• **EXERCISE DESCRIPTION**
Quote the listing in full, exactly as given, minus any pictures.

• **MATERIAL FOR THIS TASK**
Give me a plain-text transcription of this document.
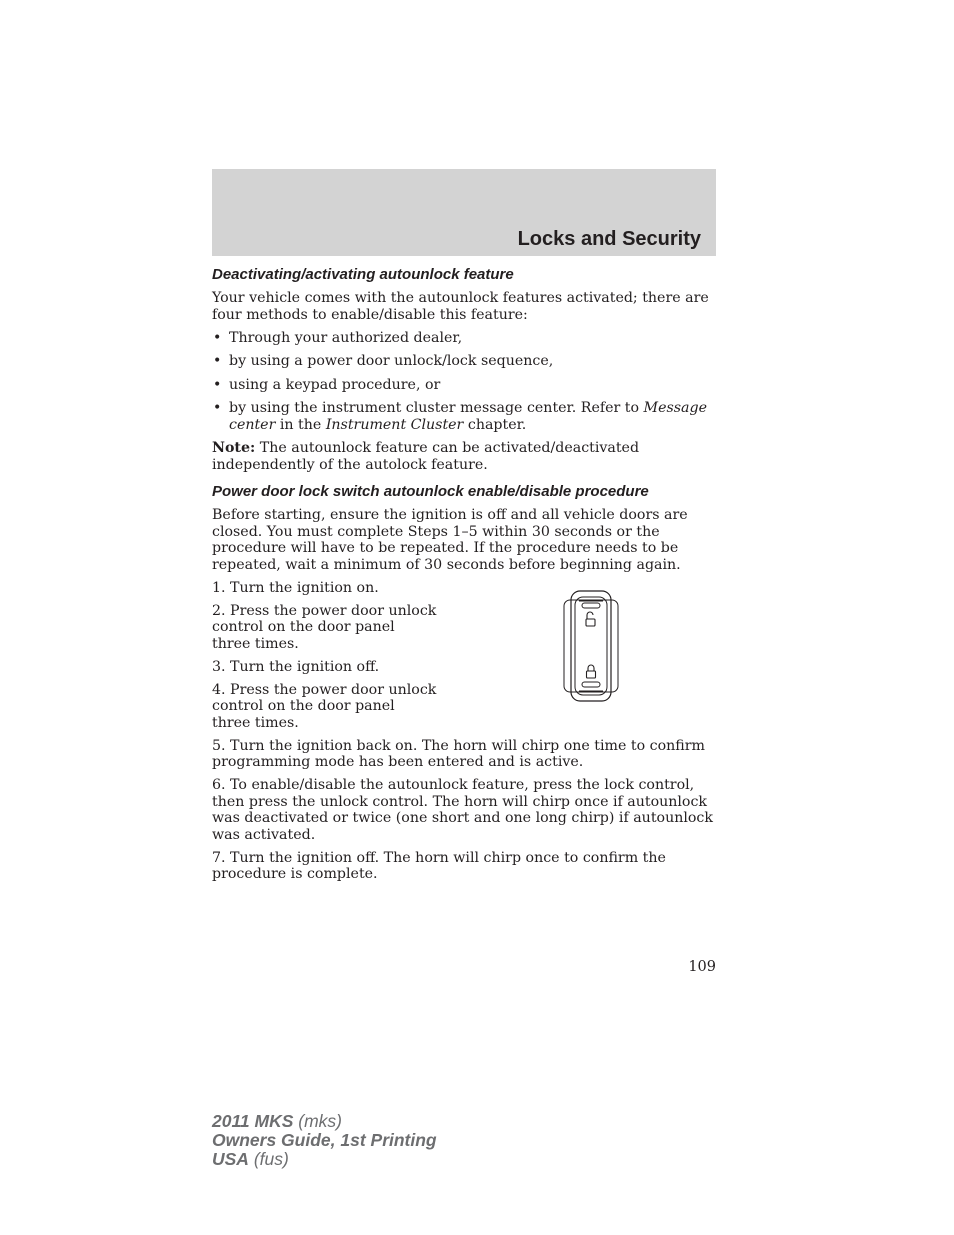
Locks and Security
Deactivating/activating autounlock feature
Your vehicle comes with the autounlock features activated; there are four methods to enable/disable this feature:
• Through your authorized dealer,
• by using a power door unlock/lock sequence,
• using a keypad procedure, or
• by using the instrument cluster message center. Refer to Message center in the Instrument Cluster chapter.
Note: The autounlock feature can be activated/deactivated independently of the autolock feature.
Power door lock switch autounlock enable/disable procedure
Before starting, ensure the ignition is off and all vehicle doors are closed. You must complete Steps 1–5 within 30 seconds or the procedure will have to be repeated. If the procedure needs to be repeated, wait a minimum of 30 seconds before beginning again.
1. Turn the ignition on.
2. Press the power door unlock control on the door panel three times.
3. Turn the ignition off.
4. Press the power door unlock control on the door panel three times.
5. Turn the ignition back on. The horn will chirp one time to confirm programming mode has been entered and is active.
6. To enable/disable the autounlock feature, press the lock control, then press the unlock control. The horn will chirp once if autounlock was deactivated or twice (one short and one long chirp) if autounlock was activated.
7. Turn the ignition off. The horn will chirp once to confirm the procedure is complete.
109
2011 MKS (mks)
Owners Guide, 1st Printing
USA (fus)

• **TASK ANSWER**
Give me a plain-text transcription of this document.
Locks and Security
Deactivating/activating autounlock feature
Your vehicle comes with the autounlock features activated; there are four methods to enable/disable this feature:
• Through your authorized dealer,
• by using a power door unlock/lock sequence,
• using a keypad procedure, or
• by using the instrument cluster message center. Refer to Message center in the Instrument Cluster chapter.
Note: The autounlock feature can be activated/deactivated independently of the autolock feature.
Power door lock switch autounlock enable/disable procedure
Before starting, ensure the ignition is off and all vehicle doors are closed. You must complete Steps 1–5 within 30 seconds or the procedure will have to be repeated. If the procedure needs to be repeated, wait a minimum of 30 seconds before beginning again.
1. Turn the ignition on.
2. Press the power door unlock control on the door panel three times.
3. Turn the ignition off.
4. Press the power door unlock control on the door panel three times.
5. Turn the ignition back on. The horn will chirp one time to confirm programming mode has been entered and is active.
6. To enable/disable the autounlock feature, press the lock control, then press the unlock control. The horn will chirp once if autounlock was deactivated or twice (one short and one long chirp) if autounlock was activated.
7. Turn the ignition off. The horn will chirp once to confirm the procedure is complete.
109
2011 MKS (mks)
Owners Guide, 1st Printing
USA (fus)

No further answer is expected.